**REQUIRED WORK**:
Select, from the material below, each line with "panel" in it.

+-------+

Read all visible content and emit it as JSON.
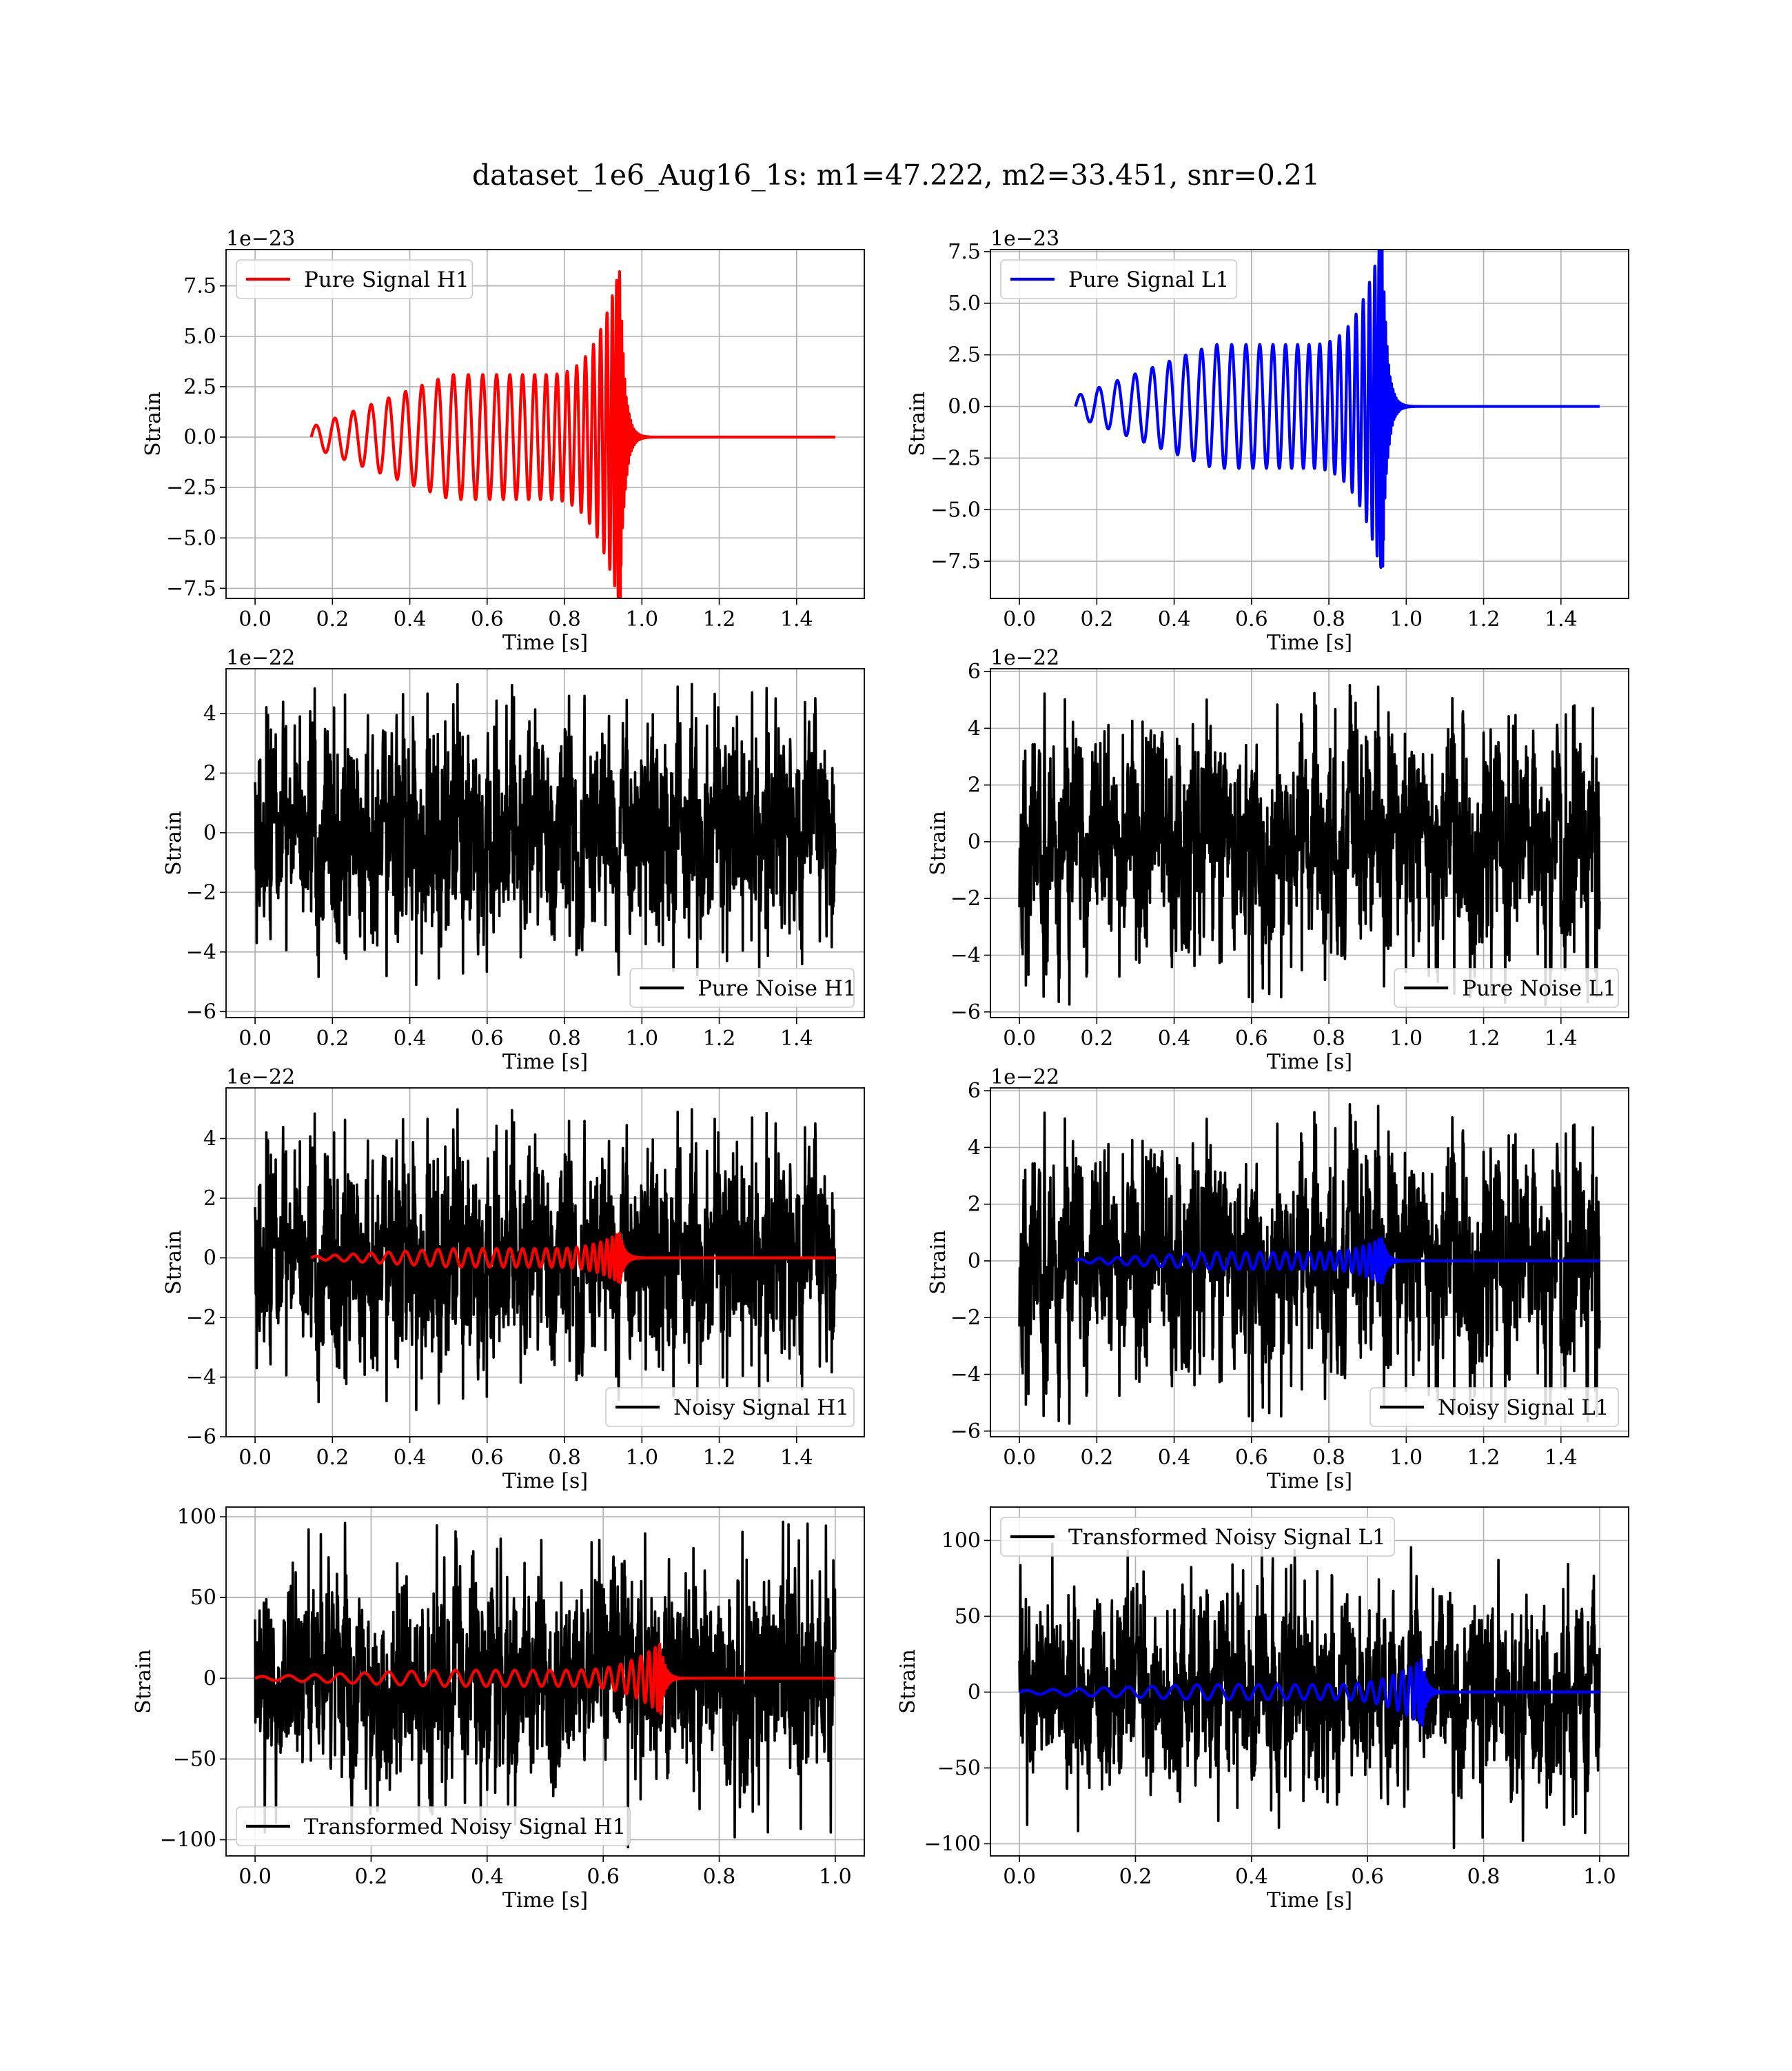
{
  "figure": {
    "title": "dataset_1e6_Aug16_1s: m1=47.222, m2=33.451, snr=0.21"
  },
  "colors": {
    "h1_signal": "#ff0000",
    "l1_signal": "#0000ff",
    "noise": "#000000",
    "grid": "#b0b0b0",
    "axes": "#000000",
    "background": "#ffffff"
  },
  "chart_data": [
    {
      "type": "line",
      "panel": "pure-signal-h1",
      "xlabel": "Time [s]",
      "ylabel": "Strain",
      "offset_text": "1e−23",
      "xlim": [
        -0.075,
        1.575
      ],
      "ylim": [
        -8.0,
        9.3
      ],
      "xticks": [
        0.0,
        0.2,
        0.4,
        0.6,
        0.8,
        1.0,
        1.2,
        1.4
      ],
      "xtick_labels": [
        "0.0",
        "0.2",
        "0.4",
        "0.6",
        "0.8",
        "1.0",
        "1.2",
        "1.4"
      ],
      "yticks": [
        -7.5,
        -5.0,
        -2.5,
        0.0,
        2.5,
        5.0,
        7.5
      ],
      "ytick_labels": [
        "−7.5",
        "−5.0",
        "−2.5",
        "0.0",
        "2.5",
        "5.0",
        "7.5"
      ],
      "grid": true,
      "legend_position": "upper-left",
      "series": [
        {
          "name": "Pure Signal H1",
          "kind": "chirp",
          "color": "#ff0000",
          "t_start": 0.145,
          "t_merger": 0.945,
          "t_end": 1.5,
          "amp_start": 0.5,
          "amp_mid": 3.1,
          "amp_peak": 8.6,
          "cycles": 26,
          "ringdown": 0.012
        }
      ]
    },
    {
      "type": "line",
      "panel": "pure-signal-l1",
      "xlabel": "Time [s]",
      "ylabel": "Strain",
      "offset_text": "1e−23",
      "xlim": [
        -0.075,
        1.575
      ],
      "ylim": [
        -9.3,
        7.6
      ],
      "xticks": [
        0.0,
        0.2,
        0.4,
        0.6,
        0.8,
        1.0,
        1.2,
        1.4
      ],
      "xtick_labels": [
        "0.0",
        "0.2",
        "0.4",
        "0.6",
        "0.8",
        "1.0",
        "1.2",
        "1.4"
      ],
      "yticks": [
        -7.5,
        -5.0,
        -2.5,
        0.0,
        2.5,
        5.0,
        7.5
      ],
      "ytick_labels": [
        "−7.5",
        "−5.0",
        "−2.5",
        "0.0",
        "2.5",
        "5.0",
        "7.5"
      ],
      "grid": true,
      "legend_position": "upper-left",
      "series": [
        {
          "name": "Pure Signal L1",
          "kind": "chirp",
          "color": "#0000ff",
          "t_start": 0.145,
          "t_merger": 0.94,
          "t_end": 1.5,
          "amp_start": 0.5,
          "amp_mid": 3.0,
          "amp_peak": 8.4,
          "cycles": 26,
          "ringdown": 0.012
        }
      ]
    },
    {
      "type": "line",
      "panel": "pure-noise-h1",
      "xlabel": "Time [s]",
      "ylabel": "Strain",
      "offset_text": "1e−22",
      "xlim": [
        -0.075,
        1.575
      ],
      "ylim": [
        -6.2,
        5.5
      ],
      "xticks": [
        0.0,
        0.2,
        0.4,
        0.6,
        0.8,
        1.0,
        1.2,
        1.4
      ],
      "xtick_labels": [
        "0.0",
        "0.2",
        "0.4",
        "0.6",
        "0.8",
        "1.0",
        "1.2",
        "1.4"
      ],
      "yticks": [
        -6,
        -4,
        -2,
        0,
        2,
        4
      ],
      "ytick_labels": [
        "−6",
        "−4",
        "−2",
        "0",
        "2",
        "4"
      ],
      "grid": true,
      "legend_position": "lower-right",
      "series": [
        {
          "name": "Pure Noise H1",
          "kind": "noise",
          "color": "#000000",
          "t_start": 0.0,
          "t_end": 1.5,
          "amp": 1.7,
          "peak": 5.0,
          "seed": 11
        }
      ]
    },
    {
      "type": "line",
      "panel": "pure-noise-l1",
      "xlabel": "Time [s]",
      "ylabel": "Strain",
      "offset_text": "1e−22",
      "xlim": [
        -0.075,
        1.575
      ],
      "ylim": [
        -6.2,
        6.1
      ],
      "xticks": [
        0.0,
        0.2,
        0.4,
        0.6,
        0.8,
        1.0,
        1.2,
        1.4
      ],
      "xtick_labels": [
        "0.0",
        "0.2",
        "0.4",
        "0.6",
        "0.8",
        "1.0",
        "1.2",
        "1.4"
      ],
      "yticks": [
        -6,
        -4,
        -2,
        0,
        2,
        4,
        6
      ],
      "ytick_labels": [
        "−6",
        "−4",
        "−2",
        "0",
        "2",
        "4",
        "6"
      ],
      "grid": true,
      "legend_position": "lower-right",
      "series": [
        {
          "name": "Pure Noise L1",
          "kind": "noise",
          "color": "#000000",
          "t_start": 0.0,
          "t_end": 1.5,
          "amp": 1.8,
          "peak": 5.6,
          "seed": 23
        }
      ]
    },
    {
      "type": "line",
      "panel": "noisy-signal-h1",
      "xlabel": "Time [s]",
      "ylabel": "Strain",
      "offset_text": "1e−22",
      "xlim": [
        -0.075,
        1.575
      ],
      "ylim": [
        -6.0,
        5.7
      ],
      "xticks": [
        0.0,
        0.2,
        0.4,
        0.6,
        0.8,
        1.0,
        1.2,
        1.4
      ],
      "xtick_labels": [
        "0.0",
        "0.2",
        "0.4",
        "0.6",
        "0.8",
        "1.0",
        "1.2",
        "1.4"
      ],
      "yticks": [
        -6,
        -4,
        -2,
        0,
        2,
        4
      ],
      "ytick_labels": [
        "−6",
        "−4",
        "−2",
        "0",
        "2",
        "4"
      ],
      "grid": true,
      "legend_position": "lower-right",
      "series": [
        {
          "name": "Noisy Signal H1",
          "kind": "noise",
          "color": "#000000",
          "t_start": 0.0,
          "t_end": 1.5,
          "amp": 1.7,
          "peak": 5.0,
          "seed": 11
        },
        {
          "kind": "chirp",
          "color": "#ff0000",
          "t_start": 0.145,
          "t_merger": 0.945,
          "t_end": 1.5,
          "amp_start": 0.05,
          "amp_mid": 0.31,
          "amp_peak": 0.86,
          "cycles": 26,
          "ringdown": 0.012
        }
      ]
    },
    {
      "type": "line",
      "panel": "noisy-signal-l1",
      "xlabel": "Time [s]",
      "ylabel": "Strain",
      "offset_text": "1e−22",
      "xlim": [
        -0.075,
        1.575
      ],
      "ylim": [
        -6.2,
        6.1
      ],
      "xticks": [
        0.0,
        0.2,
        0.4,
        0.6,
        0.8,
        1.0,
        1.2,
        1.4
      ],
      "xtick_labels": [
        "0.0",
        "0.2",
        "0.4",
        "0.6",
        "0.8",
        "1.0",
        "1.2",
        "1.4"
      ],
      "yticks": [
        -6,
        -4,
        -2,
        0,
        2,
        4,
        6
      ],
      "ytick_labels": [
        "−6",
        "−4",
        "−2",
        "0",
        "2",
        "4",
        "6"
      ],
      "grid": true,
      "legend_position": "lower-right",
      "series": [
        {
          "name": "Noisy Signal L1",
          "kind": "noise",
          "color": "#000000",
          "t_start": 0.0,
          "t_end": 1.5,
          "amp": 1.8,
          "peak": 5.6,
          "seed": 23
        },
        {
          "kind": "chirp",
          "color": "#0000ff",
          "t_start": 0.145,
          "t_merger": 0.94,
          "t_end": 1.5,
          "amp_start": 0.05,
          "amp_mid": 0.3,
          "amp_peak": 0.84,
          "cycles": 26,
          "ringdown": 0.012
        }
      ]
    },
    {
      "type": "line",
      "panel": "transformed-noisy-signal-h1",
      "xlabel": "Time [s]",
      "ylabel": "Strain",
      "xlim": [
        -0.05,
        1.05
      ],
      "ylim": [
        -110,
        106
      ],
      "xticks": [
        0.0,
        0.2,
        0.4,
        0.6,
        0.8,
        1.0
      ],
      "xtick_labels": [
        "0.0",
        "0.2",
        "0.4",
        "0.6",
        "0.8",
        "1.0"
      ],
      "yticks": [
        -100,
        -50,
        0,
        50,
        100
      ],
      "ytick_labels": [
        "−100",
        "−50",
        "0",
        "50",
        "100"
      ],
      "grid": true,
      "legend_position": "lower-left",
      "series": [
        {
          "name": "Transformed Noisy Signal H1",
          "kind": "noise",
          "color": "#000000",
          "t_start": 0.0,
          "t_end": 1.0,
          "amp": 30,
          "peak": 100,
          "seed": 37
        },
        {
          "kind": "chirp",
          "color": "#ff0000",
          "t_start": 0.0,
          "t_merger": 0.7,
          "t_end": 1.0,
          "amp_start": 1.0,
          "amp_mid": 5.0,
          "amp_peak": 22,
          "cycles": 24,
          "ringdown": 0.008
        }
      ]
    },
    {
      "type": "line",
      "panel": "transformed-noisy-signal-l1",
      "xlabel": "Time [s]",
      "ylabel": "Strain",
      "xlim": [
        -0.05,
        1.05
      ],
      "ylim": [
        -108,
        122
      ],
      "xticks": [
        0.0,
        0.2,
        0.4,
        0.6,
        0.8,
        1.0
      ],
      "xtick_labels": [
        "0.0",
        "0.2",
        "0.4",
        "0.6",
        "0.8",
        "1.0"
      ],
      "yticks": [
        -100,
        -50,
        0,
        50,
        100
      ],
      "ytick_labels": [
        "−100",
        "−50",
        "0",
        "50",
        "100"
      ],
      "grid": true,
      "legend_position": "upper-left",
      "series": [
        {
          "name": "Transformed Noisy Signal L1",
          "kind": "noise",
          "color": "#000000",
          "t_start": 0.0,
          "t_end": 1.0,
          "amp": 28,
          "peak": 100,
          "seed": 41
        },
        {
          "kind": "chirp",
          "color": "#0000ff",
          "t_start": 0.0,
          "t_merger": 0.695,
          "t_end": 1.0,
          "amp_start": 1.0,
          "amp_mid": 5.0,
          "amp_peak": 22,
          "cycles": 24,
          "ringdown": 0.008
        }
      ]
    }
  ]
}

+-------+

**REPLY**:
      "panel": "pure-signal-h1",
      "panel": "pure-signal-l1",
      "panel": "pure-noise-h1",
      "panel": "pure-noise-l1",
      "panel": "noisy-signal-h1",
      "panel": "noisy-signal-l1",
      "panel": "transformed-noisy-signal-h1",
      "panel": "transformed-noisy-signal-l1",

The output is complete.